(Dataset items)
---*---

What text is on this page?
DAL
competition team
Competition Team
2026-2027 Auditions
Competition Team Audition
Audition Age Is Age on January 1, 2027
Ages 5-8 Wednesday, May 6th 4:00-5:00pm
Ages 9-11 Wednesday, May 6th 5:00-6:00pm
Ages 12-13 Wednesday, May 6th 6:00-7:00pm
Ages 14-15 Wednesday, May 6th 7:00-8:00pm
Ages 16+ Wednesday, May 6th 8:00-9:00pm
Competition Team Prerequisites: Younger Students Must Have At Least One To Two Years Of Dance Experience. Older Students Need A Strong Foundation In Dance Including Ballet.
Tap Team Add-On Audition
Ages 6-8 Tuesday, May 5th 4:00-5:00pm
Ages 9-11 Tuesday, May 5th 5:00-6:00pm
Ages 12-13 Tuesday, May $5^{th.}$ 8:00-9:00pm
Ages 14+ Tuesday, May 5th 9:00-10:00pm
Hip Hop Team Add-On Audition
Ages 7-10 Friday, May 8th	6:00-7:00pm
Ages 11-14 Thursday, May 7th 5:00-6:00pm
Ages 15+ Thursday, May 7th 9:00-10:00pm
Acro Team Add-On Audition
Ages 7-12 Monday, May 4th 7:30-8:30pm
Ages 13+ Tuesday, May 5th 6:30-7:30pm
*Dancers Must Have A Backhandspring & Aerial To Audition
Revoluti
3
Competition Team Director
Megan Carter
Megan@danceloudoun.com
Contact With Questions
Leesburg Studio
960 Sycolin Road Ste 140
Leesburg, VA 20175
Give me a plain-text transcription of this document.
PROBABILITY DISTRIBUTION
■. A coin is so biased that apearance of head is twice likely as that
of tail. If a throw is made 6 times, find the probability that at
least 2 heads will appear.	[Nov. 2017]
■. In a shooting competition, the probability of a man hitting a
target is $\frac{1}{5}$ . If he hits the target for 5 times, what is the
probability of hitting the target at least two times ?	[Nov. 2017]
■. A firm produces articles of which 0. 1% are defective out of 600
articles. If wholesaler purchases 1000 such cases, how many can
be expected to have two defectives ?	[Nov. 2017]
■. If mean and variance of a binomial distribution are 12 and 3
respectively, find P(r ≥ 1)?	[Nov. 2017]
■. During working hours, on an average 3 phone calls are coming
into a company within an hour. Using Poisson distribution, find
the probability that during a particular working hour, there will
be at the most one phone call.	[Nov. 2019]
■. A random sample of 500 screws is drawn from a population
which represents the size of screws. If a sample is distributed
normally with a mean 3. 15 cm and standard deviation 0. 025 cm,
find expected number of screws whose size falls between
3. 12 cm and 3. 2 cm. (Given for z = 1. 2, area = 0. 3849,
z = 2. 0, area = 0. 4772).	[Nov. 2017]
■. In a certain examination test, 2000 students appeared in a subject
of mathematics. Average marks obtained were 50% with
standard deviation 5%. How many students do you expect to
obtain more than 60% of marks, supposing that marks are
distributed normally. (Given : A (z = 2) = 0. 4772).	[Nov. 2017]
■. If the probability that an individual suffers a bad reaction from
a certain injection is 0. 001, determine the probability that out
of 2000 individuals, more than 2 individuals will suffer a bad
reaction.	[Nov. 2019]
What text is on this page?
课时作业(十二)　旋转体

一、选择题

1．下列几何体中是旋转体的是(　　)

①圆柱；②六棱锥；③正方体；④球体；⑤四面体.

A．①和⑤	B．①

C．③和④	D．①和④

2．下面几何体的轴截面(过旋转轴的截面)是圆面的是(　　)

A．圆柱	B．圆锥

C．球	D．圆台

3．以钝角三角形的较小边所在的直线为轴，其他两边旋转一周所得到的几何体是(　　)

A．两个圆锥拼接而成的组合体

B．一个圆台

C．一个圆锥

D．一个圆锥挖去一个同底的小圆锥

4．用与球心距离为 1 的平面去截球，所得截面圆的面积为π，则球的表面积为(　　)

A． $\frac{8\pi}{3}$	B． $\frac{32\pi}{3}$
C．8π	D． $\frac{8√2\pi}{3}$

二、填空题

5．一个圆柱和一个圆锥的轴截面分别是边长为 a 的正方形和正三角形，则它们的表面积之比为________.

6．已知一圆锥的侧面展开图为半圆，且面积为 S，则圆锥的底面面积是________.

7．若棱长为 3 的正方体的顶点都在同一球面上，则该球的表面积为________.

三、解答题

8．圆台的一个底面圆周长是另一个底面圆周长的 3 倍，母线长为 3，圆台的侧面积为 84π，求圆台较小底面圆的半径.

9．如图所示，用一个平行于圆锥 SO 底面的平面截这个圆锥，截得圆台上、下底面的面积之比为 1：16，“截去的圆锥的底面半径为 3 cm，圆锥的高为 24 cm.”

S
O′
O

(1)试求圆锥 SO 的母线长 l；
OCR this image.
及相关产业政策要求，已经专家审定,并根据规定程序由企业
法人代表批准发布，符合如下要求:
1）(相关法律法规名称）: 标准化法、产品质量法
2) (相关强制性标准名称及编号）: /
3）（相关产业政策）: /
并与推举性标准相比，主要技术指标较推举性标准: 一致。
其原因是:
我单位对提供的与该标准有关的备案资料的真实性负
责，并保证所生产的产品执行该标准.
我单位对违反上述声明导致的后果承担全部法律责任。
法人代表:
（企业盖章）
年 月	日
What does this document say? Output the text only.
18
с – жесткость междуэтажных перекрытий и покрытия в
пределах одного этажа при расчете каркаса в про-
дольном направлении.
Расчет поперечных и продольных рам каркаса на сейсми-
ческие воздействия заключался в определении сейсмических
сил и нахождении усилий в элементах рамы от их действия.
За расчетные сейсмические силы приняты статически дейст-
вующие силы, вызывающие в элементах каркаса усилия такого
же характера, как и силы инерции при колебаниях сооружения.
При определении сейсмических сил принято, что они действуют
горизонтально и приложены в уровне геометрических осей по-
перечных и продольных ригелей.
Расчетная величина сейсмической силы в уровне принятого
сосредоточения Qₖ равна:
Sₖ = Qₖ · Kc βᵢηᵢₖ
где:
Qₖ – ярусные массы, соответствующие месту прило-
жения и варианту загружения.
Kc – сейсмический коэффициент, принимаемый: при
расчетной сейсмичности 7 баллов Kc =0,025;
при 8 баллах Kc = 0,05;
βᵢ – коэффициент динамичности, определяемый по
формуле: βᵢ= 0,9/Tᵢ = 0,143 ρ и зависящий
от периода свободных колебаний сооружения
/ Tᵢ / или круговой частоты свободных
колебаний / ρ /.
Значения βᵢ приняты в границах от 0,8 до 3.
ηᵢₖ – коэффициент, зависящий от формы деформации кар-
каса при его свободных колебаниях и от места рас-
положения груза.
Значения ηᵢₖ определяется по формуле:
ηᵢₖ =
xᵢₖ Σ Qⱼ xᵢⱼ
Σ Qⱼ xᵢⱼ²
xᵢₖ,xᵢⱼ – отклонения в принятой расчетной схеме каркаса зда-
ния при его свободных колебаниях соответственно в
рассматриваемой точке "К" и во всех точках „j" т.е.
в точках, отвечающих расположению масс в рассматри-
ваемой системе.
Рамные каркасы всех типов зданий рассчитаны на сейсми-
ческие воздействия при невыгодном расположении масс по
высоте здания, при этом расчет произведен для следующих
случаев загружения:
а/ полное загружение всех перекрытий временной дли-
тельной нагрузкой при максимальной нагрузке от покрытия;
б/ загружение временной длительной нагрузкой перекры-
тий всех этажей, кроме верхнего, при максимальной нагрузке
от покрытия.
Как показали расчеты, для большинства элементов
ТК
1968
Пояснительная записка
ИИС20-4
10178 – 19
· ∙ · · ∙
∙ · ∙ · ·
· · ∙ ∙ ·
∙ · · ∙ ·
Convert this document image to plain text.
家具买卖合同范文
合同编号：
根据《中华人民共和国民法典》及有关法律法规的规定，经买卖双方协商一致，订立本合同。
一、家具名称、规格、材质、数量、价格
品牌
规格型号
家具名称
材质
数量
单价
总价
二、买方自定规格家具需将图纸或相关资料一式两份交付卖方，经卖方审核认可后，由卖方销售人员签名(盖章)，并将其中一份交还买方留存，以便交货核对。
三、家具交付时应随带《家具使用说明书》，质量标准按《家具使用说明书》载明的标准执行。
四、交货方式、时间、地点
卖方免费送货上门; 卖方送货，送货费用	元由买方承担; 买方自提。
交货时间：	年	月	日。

---*---

§ What you need to do:
From the data, list each line in which the string "Значения" appears.

§ Exercise result:
Значения βᵢ приняты в границах от 0,8 до 3.
Значения ηᵢₖ определяется по формуле:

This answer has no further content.